Required task
Collect every line of the records below that contains the word "della".
^^^^^^^^
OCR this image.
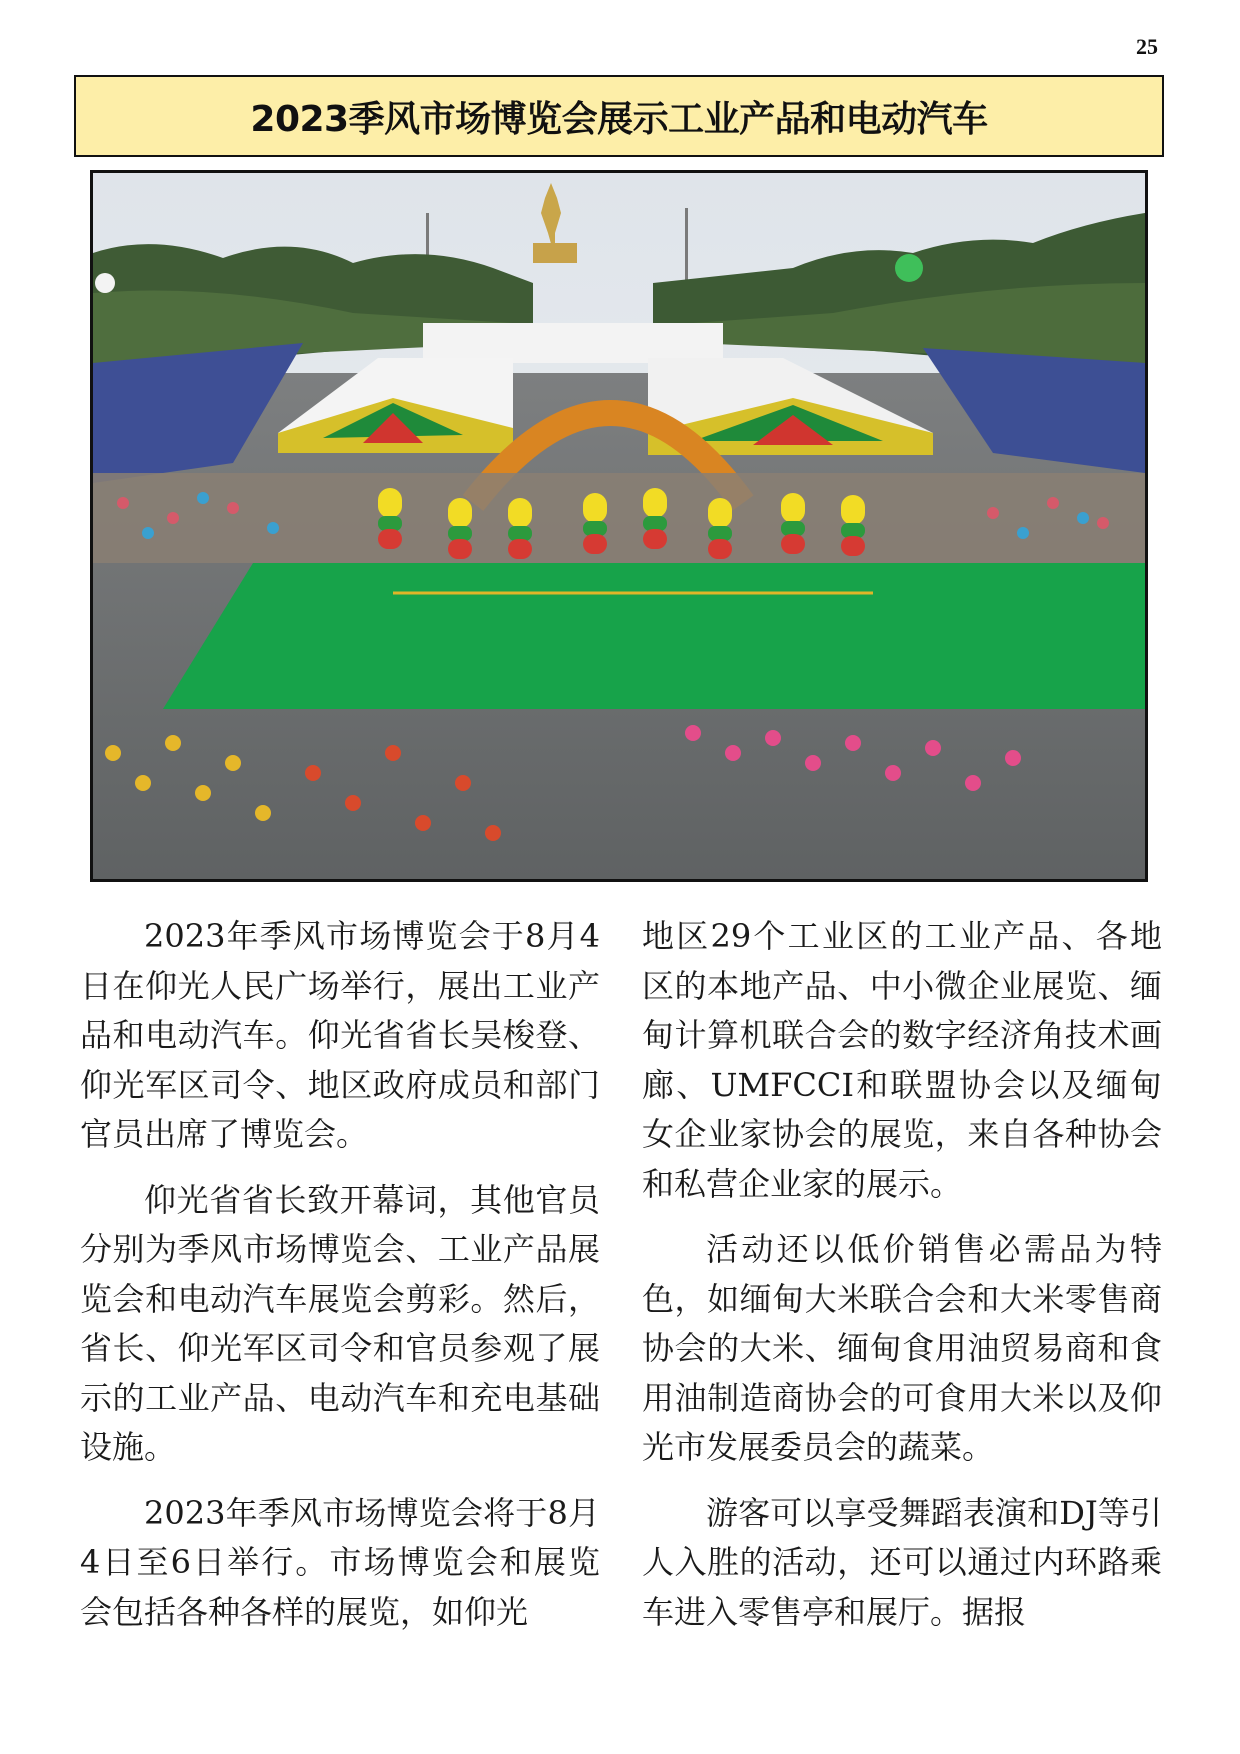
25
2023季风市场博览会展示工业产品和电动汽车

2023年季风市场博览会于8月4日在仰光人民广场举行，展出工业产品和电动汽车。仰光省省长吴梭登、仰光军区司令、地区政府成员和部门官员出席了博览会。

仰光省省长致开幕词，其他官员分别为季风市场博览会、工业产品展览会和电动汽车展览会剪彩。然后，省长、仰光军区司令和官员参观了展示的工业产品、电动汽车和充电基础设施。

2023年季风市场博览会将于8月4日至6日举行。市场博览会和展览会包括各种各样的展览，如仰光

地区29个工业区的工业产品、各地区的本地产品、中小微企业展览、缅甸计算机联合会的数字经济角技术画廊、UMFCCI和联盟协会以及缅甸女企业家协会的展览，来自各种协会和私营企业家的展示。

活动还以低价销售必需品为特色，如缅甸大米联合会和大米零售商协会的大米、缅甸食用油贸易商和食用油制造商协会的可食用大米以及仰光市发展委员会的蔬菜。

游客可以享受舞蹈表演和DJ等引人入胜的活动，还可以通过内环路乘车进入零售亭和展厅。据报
^^^^^^^^
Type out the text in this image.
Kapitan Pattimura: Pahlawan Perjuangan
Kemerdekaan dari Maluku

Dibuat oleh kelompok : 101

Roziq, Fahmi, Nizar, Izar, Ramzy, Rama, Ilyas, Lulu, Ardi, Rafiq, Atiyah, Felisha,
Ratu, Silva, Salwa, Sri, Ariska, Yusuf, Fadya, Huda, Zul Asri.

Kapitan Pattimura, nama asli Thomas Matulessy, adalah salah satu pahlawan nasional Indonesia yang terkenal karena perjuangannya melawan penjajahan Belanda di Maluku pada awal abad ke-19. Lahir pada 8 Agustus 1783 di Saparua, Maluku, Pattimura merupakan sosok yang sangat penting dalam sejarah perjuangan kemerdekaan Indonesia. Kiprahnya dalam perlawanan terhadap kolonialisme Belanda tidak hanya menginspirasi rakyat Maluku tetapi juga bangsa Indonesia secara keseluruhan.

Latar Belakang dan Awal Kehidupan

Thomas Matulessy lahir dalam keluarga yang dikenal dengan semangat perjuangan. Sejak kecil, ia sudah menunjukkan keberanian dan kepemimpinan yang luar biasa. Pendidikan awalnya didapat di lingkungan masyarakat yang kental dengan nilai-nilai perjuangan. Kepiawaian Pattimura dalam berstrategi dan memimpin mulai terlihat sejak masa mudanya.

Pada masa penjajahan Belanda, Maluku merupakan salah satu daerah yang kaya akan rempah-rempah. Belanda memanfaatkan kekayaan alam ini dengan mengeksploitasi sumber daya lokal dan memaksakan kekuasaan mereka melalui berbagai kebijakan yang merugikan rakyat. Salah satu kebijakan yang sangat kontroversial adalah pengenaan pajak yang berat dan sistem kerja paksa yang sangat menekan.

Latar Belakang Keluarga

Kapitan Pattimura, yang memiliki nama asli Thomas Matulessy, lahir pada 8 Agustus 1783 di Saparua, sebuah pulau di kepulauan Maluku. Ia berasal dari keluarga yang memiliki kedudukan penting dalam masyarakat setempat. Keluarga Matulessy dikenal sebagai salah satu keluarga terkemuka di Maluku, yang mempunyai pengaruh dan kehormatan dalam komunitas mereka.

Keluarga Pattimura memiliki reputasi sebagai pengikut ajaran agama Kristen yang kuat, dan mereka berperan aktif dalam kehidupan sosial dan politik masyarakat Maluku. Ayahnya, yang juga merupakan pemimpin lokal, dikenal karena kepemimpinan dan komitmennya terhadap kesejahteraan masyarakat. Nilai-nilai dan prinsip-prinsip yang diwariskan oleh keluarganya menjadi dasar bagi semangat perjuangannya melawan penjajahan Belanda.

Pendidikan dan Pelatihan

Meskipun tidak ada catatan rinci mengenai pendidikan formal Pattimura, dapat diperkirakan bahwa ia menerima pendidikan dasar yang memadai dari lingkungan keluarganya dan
^^^^^^^^
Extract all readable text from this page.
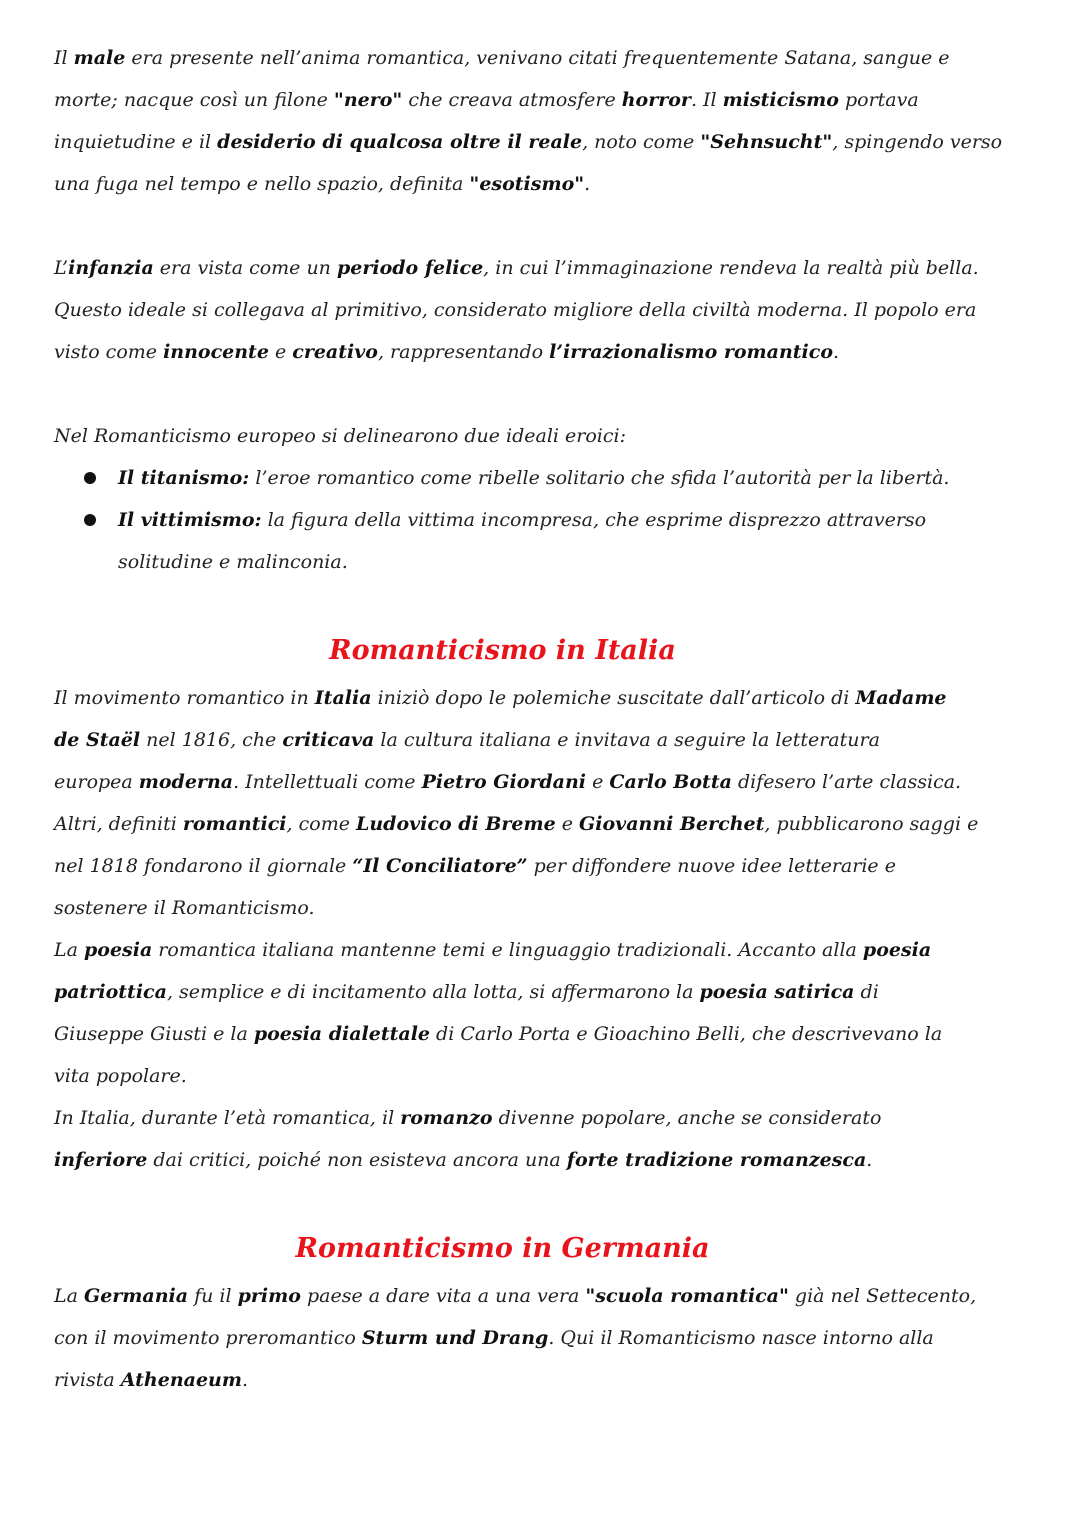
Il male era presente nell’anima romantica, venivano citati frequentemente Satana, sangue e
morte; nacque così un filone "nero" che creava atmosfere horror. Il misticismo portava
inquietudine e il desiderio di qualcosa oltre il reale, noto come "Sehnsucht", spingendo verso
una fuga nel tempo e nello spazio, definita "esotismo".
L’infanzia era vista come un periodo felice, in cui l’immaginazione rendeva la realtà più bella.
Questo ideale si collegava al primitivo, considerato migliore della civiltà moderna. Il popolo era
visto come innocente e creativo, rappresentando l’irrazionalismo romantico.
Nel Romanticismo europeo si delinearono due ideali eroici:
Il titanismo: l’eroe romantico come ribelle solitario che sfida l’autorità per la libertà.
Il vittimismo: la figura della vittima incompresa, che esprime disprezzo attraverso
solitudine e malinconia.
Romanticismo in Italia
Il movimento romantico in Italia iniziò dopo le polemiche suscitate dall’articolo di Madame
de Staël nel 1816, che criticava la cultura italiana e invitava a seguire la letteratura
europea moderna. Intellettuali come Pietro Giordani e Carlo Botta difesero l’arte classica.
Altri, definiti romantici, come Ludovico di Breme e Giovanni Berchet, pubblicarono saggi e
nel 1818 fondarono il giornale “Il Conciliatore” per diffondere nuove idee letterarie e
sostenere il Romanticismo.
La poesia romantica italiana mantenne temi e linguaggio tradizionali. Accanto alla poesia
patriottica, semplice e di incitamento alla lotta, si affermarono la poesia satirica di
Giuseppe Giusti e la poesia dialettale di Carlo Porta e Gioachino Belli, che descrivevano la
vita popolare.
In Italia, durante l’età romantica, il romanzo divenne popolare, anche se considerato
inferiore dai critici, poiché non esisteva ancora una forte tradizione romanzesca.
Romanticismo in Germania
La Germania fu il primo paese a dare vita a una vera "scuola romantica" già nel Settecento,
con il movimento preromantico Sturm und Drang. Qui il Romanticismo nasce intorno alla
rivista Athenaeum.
^^^^^^^^
Response to the exercise
Questo ideale si collegava al primitivo, considerato migliore della civiltà moderna. Il popolo era
Il vittimismo: la figura della vittima incompresa, che esprime disprezzo attraverso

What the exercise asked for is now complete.